[Dataset entries on figures]
▼

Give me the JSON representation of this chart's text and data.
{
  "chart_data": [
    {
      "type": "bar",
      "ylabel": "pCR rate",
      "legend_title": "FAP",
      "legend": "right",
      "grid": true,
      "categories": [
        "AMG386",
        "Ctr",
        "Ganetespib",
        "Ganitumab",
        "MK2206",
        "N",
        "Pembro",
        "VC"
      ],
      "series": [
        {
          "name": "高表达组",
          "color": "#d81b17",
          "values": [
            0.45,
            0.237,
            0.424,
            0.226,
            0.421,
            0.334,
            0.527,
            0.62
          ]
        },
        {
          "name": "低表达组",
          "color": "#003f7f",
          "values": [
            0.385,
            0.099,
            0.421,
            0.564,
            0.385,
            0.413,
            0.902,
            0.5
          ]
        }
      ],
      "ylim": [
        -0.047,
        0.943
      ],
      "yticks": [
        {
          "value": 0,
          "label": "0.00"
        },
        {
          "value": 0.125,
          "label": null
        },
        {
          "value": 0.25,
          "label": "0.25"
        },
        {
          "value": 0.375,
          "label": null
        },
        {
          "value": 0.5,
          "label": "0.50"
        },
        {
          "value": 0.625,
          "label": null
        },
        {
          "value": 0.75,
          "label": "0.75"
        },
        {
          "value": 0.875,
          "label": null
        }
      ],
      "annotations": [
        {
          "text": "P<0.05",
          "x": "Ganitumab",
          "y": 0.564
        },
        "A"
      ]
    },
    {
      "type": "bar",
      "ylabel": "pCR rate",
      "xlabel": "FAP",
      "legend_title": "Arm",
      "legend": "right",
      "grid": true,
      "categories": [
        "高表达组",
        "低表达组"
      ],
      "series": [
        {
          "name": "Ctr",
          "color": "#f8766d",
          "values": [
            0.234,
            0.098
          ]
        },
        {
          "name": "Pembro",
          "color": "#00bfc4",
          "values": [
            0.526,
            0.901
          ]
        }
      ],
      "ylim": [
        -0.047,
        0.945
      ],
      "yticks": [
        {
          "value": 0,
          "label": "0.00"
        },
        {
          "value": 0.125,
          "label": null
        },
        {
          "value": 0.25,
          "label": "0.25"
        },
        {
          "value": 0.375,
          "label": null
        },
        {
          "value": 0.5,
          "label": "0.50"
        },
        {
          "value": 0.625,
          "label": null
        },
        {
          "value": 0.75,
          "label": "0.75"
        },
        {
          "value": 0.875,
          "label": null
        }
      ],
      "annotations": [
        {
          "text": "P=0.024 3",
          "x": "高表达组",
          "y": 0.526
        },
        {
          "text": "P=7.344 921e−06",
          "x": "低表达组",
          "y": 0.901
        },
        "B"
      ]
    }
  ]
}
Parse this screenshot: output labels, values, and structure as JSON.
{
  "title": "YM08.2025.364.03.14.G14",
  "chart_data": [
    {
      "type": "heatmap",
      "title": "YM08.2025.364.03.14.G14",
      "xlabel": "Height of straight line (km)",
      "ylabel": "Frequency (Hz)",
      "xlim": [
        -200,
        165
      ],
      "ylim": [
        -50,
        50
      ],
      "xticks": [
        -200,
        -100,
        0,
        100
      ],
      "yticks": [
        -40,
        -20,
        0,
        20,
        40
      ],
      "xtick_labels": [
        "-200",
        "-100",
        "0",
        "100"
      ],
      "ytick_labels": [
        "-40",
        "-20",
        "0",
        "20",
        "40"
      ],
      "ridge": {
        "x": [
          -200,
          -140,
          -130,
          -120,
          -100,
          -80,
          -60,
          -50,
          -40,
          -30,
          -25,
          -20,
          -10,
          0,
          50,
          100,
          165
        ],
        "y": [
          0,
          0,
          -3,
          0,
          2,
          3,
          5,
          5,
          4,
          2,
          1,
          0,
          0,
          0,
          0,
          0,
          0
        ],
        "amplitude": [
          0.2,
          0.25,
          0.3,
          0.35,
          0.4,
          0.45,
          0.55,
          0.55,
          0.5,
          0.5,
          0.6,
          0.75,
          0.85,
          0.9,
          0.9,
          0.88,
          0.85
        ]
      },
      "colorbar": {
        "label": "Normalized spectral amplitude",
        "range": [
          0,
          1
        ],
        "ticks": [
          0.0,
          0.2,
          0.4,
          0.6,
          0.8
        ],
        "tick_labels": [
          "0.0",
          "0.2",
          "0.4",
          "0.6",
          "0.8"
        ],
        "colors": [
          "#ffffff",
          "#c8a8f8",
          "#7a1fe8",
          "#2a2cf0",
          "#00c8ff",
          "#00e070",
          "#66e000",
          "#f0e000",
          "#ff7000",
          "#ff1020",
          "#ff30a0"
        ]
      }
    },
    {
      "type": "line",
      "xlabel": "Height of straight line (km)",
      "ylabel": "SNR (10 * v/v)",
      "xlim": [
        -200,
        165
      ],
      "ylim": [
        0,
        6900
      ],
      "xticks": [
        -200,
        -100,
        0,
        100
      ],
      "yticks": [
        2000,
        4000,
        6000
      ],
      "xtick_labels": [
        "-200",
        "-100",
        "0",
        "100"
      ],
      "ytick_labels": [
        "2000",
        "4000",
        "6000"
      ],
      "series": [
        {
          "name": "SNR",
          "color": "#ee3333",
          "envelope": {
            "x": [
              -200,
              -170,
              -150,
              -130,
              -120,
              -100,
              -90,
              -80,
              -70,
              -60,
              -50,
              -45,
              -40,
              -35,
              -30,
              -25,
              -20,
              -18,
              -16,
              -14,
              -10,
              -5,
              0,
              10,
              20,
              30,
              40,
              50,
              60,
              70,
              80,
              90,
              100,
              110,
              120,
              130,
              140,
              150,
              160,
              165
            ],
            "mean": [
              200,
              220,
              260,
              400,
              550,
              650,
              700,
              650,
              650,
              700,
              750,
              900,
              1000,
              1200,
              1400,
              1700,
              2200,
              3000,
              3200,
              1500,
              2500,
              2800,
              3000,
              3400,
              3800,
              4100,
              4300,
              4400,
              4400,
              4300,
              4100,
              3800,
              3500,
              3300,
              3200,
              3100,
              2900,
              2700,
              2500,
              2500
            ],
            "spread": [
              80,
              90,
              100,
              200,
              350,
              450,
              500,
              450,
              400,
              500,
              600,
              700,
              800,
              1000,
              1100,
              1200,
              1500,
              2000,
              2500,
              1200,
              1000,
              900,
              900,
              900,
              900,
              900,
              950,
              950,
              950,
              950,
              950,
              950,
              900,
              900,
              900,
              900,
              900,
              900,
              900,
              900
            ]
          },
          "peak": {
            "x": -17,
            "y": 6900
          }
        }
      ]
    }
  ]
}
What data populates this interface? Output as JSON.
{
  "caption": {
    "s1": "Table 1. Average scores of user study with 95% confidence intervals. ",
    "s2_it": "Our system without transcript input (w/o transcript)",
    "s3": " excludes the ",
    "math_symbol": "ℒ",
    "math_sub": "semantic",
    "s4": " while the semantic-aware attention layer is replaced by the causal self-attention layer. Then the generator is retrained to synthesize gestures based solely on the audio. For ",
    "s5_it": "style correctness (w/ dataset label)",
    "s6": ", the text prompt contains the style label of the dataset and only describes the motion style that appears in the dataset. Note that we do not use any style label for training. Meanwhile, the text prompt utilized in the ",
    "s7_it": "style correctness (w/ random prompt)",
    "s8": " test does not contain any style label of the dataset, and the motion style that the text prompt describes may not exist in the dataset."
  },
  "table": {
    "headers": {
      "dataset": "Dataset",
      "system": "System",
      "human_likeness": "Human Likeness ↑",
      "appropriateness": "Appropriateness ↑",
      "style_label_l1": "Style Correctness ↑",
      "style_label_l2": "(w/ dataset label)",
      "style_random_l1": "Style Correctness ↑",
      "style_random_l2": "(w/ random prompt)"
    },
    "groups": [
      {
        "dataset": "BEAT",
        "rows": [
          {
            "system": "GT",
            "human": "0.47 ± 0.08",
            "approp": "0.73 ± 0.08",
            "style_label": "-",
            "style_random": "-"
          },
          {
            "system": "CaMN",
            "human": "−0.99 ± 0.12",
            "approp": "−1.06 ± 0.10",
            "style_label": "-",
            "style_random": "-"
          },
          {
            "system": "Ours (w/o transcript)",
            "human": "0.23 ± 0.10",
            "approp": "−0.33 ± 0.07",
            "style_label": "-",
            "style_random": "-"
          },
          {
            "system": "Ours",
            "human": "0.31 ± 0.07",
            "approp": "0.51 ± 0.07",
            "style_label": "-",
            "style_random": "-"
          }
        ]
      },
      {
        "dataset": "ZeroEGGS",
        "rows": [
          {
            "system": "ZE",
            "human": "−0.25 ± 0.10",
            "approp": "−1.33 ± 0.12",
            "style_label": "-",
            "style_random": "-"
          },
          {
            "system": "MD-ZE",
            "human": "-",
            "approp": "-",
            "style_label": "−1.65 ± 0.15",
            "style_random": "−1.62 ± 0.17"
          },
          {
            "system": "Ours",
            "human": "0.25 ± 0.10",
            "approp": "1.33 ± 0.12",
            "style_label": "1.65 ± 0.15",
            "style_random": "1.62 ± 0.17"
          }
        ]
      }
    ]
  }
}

▲

Copy all lines from the material that contain "type".

Exercise output:
      "type": "bar",
      "type": "bar",
      "type": "heatmap",
      "type": "line",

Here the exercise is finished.